### Work to be completed
Copy the lines holding the word "Match", all of them.

### Records provided
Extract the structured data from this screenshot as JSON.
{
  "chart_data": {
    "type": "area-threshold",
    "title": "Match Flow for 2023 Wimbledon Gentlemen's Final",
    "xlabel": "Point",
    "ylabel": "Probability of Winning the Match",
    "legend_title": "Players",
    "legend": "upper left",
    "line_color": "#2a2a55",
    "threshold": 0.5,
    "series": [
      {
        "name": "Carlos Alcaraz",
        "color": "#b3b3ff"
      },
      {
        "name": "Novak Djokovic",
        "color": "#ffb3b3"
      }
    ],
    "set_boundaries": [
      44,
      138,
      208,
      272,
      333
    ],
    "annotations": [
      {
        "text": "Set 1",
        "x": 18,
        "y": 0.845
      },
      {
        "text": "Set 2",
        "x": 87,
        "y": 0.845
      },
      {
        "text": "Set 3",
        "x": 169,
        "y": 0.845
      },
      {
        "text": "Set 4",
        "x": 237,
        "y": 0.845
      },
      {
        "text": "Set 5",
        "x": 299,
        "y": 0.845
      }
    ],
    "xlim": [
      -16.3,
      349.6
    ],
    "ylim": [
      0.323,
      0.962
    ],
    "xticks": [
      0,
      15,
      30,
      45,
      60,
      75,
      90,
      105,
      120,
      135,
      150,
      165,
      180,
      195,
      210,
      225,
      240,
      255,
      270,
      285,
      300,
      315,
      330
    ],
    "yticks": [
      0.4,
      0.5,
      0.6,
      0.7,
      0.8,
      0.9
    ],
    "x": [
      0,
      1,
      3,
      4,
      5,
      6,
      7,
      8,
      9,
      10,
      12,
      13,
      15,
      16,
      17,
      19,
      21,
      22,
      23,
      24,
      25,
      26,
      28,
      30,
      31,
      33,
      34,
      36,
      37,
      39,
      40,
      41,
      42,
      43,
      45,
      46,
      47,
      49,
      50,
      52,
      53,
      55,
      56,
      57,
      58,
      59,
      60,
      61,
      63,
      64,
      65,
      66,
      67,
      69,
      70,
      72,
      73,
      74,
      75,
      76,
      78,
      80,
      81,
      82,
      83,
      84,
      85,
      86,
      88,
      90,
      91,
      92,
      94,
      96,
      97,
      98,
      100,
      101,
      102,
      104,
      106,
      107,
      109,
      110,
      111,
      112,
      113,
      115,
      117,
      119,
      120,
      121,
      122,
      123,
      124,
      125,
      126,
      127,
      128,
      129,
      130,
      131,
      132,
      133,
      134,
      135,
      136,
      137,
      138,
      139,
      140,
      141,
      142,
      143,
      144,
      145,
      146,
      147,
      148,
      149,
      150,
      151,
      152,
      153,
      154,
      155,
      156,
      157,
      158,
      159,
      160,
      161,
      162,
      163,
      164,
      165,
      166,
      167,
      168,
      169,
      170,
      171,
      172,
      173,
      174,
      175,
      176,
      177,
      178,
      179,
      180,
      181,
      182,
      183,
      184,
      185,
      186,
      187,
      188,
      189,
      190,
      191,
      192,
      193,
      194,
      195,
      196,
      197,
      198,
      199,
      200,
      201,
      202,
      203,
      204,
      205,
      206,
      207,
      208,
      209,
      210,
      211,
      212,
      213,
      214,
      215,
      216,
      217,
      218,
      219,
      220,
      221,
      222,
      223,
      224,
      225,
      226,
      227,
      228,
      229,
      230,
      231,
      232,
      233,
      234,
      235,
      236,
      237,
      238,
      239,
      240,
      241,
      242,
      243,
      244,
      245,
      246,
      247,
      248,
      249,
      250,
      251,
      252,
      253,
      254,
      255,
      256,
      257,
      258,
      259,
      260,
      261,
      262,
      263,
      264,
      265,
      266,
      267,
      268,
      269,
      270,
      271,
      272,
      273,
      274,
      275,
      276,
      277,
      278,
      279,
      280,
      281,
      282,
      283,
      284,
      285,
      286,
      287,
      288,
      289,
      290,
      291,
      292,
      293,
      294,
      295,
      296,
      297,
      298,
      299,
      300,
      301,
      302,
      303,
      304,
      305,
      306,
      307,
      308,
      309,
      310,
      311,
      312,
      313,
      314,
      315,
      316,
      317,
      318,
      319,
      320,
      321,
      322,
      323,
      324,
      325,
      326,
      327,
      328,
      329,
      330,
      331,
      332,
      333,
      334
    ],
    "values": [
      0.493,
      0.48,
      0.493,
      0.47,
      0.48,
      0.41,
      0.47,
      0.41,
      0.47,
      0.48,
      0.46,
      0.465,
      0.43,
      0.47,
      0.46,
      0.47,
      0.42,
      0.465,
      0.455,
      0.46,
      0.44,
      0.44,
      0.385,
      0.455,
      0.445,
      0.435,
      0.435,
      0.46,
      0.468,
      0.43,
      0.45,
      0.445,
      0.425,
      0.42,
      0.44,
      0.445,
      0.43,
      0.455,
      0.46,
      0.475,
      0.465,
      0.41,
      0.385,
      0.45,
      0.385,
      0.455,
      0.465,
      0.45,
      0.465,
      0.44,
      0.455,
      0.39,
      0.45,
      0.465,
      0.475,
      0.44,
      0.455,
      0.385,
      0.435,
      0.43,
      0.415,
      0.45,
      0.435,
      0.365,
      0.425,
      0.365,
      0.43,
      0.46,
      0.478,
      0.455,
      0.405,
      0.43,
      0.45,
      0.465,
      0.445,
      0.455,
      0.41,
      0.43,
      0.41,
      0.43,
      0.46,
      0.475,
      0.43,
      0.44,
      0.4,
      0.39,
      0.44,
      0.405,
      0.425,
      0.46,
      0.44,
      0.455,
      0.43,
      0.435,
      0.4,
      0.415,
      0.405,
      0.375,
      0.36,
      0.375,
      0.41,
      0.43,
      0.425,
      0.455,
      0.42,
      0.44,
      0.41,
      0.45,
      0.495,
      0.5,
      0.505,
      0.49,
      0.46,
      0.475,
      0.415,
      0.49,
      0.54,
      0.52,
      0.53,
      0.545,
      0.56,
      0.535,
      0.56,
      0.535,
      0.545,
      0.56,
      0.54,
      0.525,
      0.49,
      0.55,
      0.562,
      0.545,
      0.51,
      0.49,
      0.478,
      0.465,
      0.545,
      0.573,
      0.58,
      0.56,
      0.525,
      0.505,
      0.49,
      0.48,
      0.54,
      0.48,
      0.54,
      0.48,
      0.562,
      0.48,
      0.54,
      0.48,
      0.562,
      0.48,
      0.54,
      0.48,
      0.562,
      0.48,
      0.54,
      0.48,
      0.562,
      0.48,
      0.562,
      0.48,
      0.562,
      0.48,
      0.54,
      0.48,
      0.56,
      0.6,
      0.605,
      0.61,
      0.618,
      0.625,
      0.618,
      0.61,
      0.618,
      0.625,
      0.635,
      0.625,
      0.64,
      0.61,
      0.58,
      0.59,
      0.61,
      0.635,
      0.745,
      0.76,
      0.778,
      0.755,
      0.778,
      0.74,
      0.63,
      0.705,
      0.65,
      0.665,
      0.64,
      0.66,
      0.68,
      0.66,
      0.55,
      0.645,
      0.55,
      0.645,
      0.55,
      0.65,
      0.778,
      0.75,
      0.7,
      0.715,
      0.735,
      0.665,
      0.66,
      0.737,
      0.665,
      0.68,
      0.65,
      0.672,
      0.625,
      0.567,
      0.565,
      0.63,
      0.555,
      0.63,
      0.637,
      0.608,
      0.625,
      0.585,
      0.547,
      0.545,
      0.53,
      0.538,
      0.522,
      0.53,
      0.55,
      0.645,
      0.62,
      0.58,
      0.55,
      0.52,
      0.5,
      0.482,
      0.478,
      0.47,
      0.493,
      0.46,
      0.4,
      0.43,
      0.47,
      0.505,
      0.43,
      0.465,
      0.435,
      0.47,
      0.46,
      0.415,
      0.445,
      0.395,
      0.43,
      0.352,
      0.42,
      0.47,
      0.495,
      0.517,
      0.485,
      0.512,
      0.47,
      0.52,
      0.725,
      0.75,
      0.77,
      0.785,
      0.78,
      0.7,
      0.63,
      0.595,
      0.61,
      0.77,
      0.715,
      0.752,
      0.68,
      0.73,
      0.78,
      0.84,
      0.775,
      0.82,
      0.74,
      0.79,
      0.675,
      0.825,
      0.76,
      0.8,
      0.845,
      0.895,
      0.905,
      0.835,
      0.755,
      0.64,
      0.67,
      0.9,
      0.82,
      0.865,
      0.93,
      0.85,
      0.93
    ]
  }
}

### Exercise output
    "title": "Match Flow for 2023 Wimbledon Gentlemen's Final",
    "ylabel": "Probability of Winning the Match",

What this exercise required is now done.